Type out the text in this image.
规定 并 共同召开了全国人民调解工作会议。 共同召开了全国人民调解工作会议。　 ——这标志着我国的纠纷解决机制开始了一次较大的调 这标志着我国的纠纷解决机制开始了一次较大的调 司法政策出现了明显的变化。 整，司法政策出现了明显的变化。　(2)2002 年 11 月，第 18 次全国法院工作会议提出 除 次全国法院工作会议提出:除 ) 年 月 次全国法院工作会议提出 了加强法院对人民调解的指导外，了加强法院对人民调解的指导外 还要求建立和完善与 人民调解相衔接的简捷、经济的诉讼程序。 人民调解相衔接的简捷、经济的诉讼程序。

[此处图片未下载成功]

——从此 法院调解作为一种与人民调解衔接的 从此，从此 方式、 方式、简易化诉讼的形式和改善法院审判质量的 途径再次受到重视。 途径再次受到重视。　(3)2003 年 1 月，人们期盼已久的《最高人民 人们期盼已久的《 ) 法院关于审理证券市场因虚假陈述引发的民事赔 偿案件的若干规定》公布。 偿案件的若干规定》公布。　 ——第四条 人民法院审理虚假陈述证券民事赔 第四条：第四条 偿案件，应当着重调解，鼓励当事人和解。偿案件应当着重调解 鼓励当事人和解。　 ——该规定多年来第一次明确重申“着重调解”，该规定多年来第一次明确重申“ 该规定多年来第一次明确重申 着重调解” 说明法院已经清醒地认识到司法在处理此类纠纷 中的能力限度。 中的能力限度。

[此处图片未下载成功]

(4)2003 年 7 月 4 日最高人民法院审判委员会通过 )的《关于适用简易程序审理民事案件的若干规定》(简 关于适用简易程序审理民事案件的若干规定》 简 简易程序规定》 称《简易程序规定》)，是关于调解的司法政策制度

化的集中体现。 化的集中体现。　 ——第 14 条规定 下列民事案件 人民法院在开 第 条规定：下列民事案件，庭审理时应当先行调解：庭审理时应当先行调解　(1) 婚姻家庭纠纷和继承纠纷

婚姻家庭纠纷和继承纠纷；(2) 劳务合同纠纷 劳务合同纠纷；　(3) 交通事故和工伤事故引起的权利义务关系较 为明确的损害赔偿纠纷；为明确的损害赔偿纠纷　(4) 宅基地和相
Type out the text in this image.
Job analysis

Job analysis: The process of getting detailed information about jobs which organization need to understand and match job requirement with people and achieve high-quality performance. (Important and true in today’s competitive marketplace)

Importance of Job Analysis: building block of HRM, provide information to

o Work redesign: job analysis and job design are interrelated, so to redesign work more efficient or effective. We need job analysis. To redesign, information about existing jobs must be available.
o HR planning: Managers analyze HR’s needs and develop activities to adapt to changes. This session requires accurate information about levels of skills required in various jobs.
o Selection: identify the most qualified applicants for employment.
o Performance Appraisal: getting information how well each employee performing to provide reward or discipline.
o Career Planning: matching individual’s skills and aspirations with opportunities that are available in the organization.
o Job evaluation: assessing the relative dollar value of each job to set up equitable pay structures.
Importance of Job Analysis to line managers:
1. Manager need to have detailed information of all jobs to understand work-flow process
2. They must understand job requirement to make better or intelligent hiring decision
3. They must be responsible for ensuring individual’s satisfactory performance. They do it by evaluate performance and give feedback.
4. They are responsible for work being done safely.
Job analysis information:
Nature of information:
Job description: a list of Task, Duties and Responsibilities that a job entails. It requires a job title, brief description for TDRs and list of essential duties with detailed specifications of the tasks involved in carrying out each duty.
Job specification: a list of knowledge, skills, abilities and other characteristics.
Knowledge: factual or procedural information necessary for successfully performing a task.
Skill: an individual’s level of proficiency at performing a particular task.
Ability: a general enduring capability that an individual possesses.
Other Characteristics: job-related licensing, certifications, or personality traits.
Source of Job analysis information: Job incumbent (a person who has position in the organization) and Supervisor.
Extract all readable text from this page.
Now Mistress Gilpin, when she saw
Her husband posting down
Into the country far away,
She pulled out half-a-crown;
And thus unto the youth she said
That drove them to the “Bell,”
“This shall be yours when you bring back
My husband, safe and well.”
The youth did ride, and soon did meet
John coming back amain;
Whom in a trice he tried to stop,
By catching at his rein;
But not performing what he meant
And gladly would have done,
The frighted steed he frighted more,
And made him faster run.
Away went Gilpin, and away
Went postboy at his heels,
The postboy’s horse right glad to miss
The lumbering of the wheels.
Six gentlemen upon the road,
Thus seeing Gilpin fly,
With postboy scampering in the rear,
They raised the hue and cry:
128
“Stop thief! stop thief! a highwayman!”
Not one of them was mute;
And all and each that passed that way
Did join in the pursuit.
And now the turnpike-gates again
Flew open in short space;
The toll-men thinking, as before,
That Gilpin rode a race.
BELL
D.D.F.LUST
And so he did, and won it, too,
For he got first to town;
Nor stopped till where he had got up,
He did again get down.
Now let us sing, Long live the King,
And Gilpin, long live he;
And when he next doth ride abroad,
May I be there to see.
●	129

» SHORT TASK
In full and verbatim, repeat the records given above.

» WRITTEN ANSWER
Type out the text in this image.
规定 并 共同召开了全国人民调解工作会议。 共同召开了全国人民调解工作会议。　 ——这标志着我国的纠纷解决机制开始了一次较大的调 这标志着我国的纠纷解决机制开始了一次较大的调 司法政策出现了明显的变化。 整，司法政策出现了明显的变化。　(2)2002 年 11 月，第 18 次全国法院工作会议提出 除 次全国法院工作会议提出:除 ) 年 月 次全国法院工作会议提出 了加强法院对人民调解的指导外，了加强法院对人民调解的指导外 还要求建立和完善与 人民调解相衔接的简捷、经济的诉讼程序。 人民调解相衔接的简捷、经济的诉讼程序。

[此处图片未下载成功]

——从此 法院调解作为一种与人民调解衔接的 从此，从此 方式、 方式、简易化诉讼的形式和改善法院审判质量的 途径再次受到重视。 途径再次受到重视。　(3)2003 年 1 月，人们期盼已久的《最高人民 人们期盼已久的《 ) 法院关于审理证券市场因虚假陈述引发的民事赔 偿案件的若干规定》公布。 偿案件的若干规定》公布。　 ——第四条 人民法院审理虚假陈述证券民事赔 第四条：第四条 偿案件，应当着重调解，鼓励当事人和解。偿案件应当着重调解 鼓励当事人和解。　 ——该规定多年来第一次明确重申“着重调解”，该规定多年来第一次明确重申“ 该规定多年来第一次明确重申 着重调解” 说明法院已经清醒地认识到司法在处理此类纠纷 中的能力限度。 中的能力限度。

[此处图片未下载成功]

(4)2003 年 7 月 4 日最高人民法院审判委员会通过 )的《关于适用简易程序审理民事案件的若干规定》(简 关于适用简易程序审理民事案件的若干规定》 简 简易程序规定》 称《简易程序规定》)，是关于调解的司法政策制度

化的集中体现。 化的集中体现。　 ——第 14 条规定 下列民事案件 人民法院在开 第 条规定：下列民事案件，庭审理时应当先行调解：庭审理时应当先行调解　(1) 婚姻家庭纠纷和继承纠纷

婚姻家庭纠纷和继承纠纷；(2) 劳务合同纠纷 劳务合同纠纷；　(3) 交通事故和工伤事故引起的权利义务关系较 为明确的损害赔偿纠纷；为明确的损害赔偿纠纷　(4) 宅基地和相
Type out the text in this image.
Job analysis

Job analysis: The process of getting detailed information about jobs which organization need to understand and match job requirement with people and achieve high-quality performance. (Important and true in today’s competitive marketplace)

Importance of Job Analysis: building block of HRM, provide information to

o Work redesign: job analysis and job design are interrelated, so to redesign work more efficient or effective. We need job analysis. To redesign, information about existing jobs must be available.
o HR planning: Managers analyze HR’s needs and develop activities to adapt to changes. This session requires accurate information about levels of skills required in various jobs.
o Selection: identify the most qualified applicants for employment.
o Performance Appraisal: getting information how well each employee performing to provide reward or discipline.
o Career Planning: matching individual’s skills and aspirations with opportunities that are available in the organization.
o Job evaluation: assessing the relative dollar value of each job to set up equitable pay structures.
Importance of Job Analysis to line managers:
1. Manager need to have detailed information of all jobs to understand work-flow process
2. They must understand job requirement to make better or intelligent hiring decision
3. They must be responsible for ensuring individual’s satisfactory performance. They do it by evaluate performance and give feedback.
4. They are responsible for work being done safely.
Job analysis information:
Nature of information:
Job description: a list of Task, Duties and Responsibilities that a job entails. It requires a job title, brief description for TDRs and list of essential duties with detailed specifications of the tasks involved in carrying out each duty.
Job specification: a list of knowledge, skills, abilities and other characteristics.
Knowledge: factual or procedural information necessary for successfully performing a task.
Skill: an individual’s level of proficiency at performing a particular task.
Ability: a general enduring capability that an individual possesses.
Other Characteristics: job-related licensing, certifications, or personality traits.
Source of Job analysis information: Job incumbent (a person who has position in the organization) and Supervisor.
Extract all readable text from this page.
Now Mistress Gilpin, when she saw
Her husband posting down
Into the country far away,
She pulled out half-a-crown;
And thus unto the youth she said
That drove them to the “Bell,”
“This shall be yours when you bring back
My husband, safe and well.”
The youth did ride, and soon did meet
John coming back amain;
Whom in a trice he tried to stop,
By catching at his rein;
But not performing what he meant
And gladly would have done,
The frighted steed he frighted more,
And made him faster run.
Away went Gilpin, and away
Went postboy at his heels,
The postboy’s horse right glad to miss
The lumbering of the wheels.
Six gentlemen upon the road,
Thus seeing Gilpin fly,
With postboy scampering in the rear,
They raised the hue and cry:
128
“Stop thief! stop thief! a highwayman!”
Not one of them was mute;
And all and each that passed that way
Did join in the pursuit.
And now the turnpike-gates again
Flew open in short space;
The toll-men thinking, as before,
That Gilpin rode a race.
BELL
D.D.F.LUST
And so he did, and won it, too,
For he got first to town;
Nor stopped till where he had got up,
He did again get down.
Now let us sing, Long live the King,
And Gilpin, long live he;
And when he next doth ride abroad,
May I be there to see.
●	129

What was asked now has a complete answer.